### Task objective
Consider the data that follows and state how many lines contain the string "post", using the number alone.
-- START --
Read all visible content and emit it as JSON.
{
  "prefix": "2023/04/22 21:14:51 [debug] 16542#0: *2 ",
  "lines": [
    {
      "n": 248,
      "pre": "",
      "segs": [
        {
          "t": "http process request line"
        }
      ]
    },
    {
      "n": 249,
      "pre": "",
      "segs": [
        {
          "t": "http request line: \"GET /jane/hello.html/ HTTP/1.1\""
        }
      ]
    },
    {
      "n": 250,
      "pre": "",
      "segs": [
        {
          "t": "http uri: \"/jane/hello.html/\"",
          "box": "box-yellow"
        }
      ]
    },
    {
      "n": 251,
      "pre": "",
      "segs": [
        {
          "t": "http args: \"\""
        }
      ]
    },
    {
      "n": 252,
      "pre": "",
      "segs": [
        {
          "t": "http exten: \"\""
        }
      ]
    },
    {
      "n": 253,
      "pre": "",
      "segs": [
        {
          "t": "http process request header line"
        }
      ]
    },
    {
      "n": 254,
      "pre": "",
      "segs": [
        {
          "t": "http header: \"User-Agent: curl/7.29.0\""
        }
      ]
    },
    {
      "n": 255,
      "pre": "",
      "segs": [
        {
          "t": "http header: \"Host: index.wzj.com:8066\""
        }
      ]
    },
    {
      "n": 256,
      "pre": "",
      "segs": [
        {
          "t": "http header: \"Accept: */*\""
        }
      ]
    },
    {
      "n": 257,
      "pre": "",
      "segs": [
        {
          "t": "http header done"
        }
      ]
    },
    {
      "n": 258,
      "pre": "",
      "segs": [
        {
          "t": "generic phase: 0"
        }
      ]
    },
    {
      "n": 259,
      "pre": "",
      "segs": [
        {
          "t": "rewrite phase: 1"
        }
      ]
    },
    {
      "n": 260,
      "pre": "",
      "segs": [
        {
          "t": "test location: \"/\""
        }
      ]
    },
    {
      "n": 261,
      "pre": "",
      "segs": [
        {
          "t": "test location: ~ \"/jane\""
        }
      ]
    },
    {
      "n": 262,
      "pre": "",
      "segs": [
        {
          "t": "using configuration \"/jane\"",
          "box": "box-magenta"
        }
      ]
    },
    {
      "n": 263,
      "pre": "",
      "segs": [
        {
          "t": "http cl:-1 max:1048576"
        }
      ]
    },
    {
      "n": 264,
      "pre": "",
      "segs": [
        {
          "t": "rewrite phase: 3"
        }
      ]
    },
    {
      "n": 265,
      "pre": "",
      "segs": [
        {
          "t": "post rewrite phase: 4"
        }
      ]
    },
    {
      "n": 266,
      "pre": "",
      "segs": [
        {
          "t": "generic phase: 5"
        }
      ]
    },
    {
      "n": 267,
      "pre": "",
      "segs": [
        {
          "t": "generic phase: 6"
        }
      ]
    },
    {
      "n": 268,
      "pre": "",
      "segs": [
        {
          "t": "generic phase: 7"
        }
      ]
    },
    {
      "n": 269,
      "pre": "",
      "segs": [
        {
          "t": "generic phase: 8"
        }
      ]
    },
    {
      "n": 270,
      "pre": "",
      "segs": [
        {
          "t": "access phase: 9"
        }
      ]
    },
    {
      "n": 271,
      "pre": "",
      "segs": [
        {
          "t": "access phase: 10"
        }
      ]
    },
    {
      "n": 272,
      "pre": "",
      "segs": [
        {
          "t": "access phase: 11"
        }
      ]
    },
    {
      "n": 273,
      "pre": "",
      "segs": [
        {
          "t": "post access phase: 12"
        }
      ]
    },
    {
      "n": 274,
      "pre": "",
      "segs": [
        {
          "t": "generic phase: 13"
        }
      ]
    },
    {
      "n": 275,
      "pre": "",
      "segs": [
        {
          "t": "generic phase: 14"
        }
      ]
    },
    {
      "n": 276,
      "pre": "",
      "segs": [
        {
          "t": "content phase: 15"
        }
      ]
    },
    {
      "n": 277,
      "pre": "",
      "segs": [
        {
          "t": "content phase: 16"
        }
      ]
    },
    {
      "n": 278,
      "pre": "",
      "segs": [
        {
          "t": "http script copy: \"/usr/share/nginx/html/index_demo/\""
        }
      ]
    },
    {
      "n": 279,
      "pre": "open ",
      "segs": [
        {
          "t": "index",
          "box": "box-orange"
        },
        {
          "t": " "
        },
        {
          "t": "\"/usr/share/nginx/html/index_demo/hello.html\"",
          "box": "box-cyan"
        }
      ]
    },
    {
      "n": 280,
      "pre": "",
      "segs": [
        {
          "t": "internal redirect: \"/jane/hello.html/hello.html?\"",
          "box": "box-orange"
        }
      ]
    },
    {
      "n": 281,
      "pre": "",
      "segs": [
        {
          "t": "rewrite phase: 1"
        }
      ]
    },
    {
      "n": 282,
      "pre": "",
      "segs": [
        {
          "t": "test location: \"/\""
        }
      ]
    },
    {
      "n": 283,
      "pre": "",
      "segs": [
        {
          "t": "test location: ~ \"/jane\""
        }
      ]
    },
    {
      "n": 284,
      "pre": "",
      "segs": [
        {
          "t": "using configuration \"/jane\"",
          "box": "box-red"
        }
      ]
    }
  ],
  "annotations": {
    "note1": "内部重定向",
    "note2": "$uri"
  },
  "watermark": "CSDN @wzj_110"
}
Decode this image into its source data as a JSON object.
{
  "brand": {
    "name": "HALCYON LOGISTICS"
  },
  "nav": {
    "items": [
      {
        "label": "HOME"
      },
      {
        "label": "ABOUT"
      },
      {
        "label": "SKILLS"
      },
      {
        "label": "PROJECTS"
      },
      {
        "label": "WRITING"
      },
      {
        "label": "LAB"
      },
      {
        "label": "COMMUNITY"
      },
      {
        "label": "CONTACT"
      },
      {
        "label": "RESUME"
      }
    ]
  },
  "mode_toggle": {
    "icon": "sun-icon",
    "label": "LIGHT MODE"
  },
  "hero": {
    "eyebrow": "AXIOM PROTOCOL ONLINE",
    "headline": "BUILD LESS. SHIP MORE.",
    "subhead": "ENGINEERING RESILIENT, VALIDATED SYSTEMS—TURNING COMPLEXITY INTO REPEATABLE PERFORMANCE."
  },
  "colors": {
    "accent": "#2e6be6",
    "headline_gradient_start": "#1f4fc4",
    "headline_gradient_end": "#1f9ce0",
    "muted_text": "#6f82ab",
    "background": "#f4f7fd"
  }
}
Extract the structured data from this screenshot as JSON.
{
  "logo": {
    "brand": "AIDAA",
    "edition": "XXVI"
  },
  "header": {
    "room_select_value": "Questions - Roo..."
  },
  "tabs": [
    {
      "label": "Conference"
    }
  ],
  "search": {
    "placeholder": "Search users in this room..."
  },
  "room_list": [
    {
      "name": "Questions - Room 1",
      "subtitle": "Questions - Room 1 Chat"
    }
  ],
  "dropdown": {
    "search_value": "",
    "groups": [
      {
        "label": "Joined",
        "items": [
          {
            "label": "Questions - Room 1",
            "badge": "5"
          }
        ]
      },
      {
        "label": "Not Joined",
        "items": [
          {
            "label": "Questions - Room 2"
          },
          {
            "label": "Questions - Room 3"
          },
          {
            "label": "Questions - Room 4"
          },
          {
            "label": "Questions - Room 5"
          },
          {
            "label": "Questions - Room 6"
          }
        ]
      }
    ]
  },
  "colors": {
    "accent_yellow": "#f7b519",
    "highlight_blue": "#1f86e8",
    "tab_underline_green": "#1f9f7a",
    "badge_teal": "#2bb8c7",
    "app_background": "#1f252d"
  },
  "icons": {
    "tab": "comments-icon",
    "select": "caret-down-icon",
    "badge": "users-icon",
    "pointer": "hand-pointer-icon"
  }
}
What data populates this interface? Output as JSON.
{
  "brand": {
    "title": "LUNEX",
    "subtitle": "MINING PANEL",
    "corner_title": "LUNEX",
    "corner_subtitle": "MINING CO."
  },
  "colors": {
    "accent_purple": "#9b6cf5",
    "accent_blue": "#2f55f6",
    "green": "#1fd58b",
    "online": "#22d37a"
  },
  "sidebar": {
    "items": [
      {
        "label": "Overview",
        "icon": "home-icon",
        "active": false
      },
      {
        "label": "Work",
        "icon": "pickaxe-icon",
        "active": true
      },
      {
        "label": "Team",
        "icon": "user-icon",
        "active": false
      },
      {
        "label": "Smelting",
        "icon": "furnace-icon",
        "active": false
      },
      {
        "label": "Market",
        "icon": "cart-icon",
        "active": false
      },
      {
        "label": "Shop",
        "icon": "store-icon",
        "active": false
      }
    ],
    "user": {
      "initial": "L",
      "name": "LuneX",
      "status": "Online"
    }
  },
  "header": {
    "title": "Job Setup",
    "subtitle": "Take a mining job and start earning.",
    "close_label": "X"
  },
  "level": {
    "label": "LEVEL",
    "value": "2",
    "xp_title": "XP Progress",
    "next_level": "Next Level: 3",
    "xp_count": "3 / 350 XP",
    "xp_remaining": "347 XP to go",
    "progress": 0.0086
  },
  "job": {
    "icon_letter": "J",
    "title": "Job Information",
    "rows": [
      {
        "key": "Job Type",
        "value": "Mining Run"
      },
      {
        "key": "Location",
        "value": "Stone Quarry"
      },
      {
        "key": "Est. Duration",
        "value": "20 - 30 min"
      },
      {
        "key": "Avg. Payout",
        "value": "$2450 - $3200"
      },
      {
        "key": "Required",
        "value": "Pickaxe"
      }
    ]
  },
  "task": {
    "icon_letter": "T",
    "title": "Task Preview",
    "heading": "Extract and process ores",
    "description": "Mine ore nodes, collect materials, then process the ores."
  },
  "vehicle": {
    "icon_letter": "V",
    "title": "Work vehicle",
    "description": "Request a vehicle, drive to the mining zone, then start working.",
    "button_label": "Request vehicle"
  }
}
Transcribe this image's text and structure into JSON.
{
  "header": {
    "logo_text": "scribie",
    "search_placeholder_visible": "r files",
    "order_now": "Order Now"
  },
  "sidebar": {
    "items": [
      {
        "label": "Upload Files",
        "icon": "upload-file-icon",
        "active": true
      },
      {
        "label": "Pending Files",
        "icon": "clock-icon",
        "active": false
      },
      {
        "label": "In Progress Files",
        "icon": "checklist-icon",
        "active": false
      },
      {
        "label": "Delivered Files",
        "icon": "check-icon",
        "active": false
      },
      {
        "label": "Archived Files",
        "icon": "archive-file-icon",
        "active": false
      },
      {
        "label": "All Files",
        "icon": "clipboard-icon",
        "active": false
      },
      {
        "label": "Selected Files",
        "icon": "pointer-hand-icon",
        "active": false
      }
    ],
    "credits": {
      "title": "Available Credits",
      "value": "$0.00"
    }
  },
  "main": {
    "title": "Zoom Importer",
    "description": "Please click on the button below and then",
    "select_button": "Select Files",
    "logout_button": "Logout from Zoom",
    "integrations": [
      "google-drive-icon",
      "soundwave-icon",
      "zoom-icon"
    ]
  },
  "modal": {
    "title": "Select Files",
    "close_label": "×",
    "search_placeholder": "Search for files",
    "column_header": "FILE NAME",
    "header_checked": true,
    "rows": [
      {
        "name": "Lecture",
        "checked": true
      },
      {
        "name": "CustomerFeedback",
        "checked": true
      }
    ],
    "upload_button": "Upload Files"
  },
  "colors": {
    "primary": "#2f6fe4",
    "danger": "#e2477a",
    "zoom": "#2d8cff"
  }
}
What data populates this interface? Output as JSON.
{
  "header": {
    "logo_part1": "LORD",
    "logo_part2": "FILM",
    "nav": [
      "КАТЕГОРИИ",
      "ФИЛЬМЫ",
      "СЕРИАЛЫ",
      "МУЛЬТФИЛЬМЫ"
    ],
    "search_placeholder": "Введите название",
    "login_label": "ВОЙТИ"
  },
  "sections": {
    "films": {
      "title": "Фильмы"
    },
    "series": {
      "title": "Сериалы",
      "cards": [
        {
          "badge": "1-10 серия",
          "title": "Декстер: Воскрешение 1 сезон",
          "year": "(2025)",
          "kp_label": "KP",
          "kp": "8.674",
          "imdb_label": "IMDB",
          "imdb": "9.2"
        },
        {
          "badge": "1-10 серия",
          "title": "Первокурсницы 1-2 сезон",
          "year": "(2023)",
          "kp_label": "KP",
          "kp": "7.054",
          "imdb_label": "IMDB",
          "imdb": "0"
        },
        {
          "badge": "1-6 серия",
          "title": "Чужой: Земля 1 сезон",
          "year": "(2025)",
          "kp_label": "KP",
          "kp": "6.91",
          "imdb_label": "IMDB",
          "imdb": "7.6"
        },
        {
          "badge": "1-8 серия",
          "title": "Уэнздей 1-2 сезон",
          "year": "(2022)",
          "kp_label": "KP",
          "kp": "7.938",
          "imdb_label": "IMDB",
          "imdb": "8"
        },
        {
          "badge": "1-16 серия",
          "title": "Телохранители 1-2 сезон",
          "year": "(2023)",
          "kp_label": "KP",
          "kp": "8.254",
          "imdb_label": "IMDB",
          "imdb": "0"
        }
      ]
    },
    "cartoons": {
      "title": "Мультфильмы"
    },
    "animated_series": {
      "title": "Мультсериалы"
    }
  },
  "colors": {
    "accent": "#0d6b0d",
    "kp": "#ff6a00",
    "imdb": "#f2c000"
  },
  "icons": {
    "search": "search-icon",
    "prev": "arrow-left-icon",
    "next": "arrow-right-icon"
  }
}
-- END --
### Finished task
2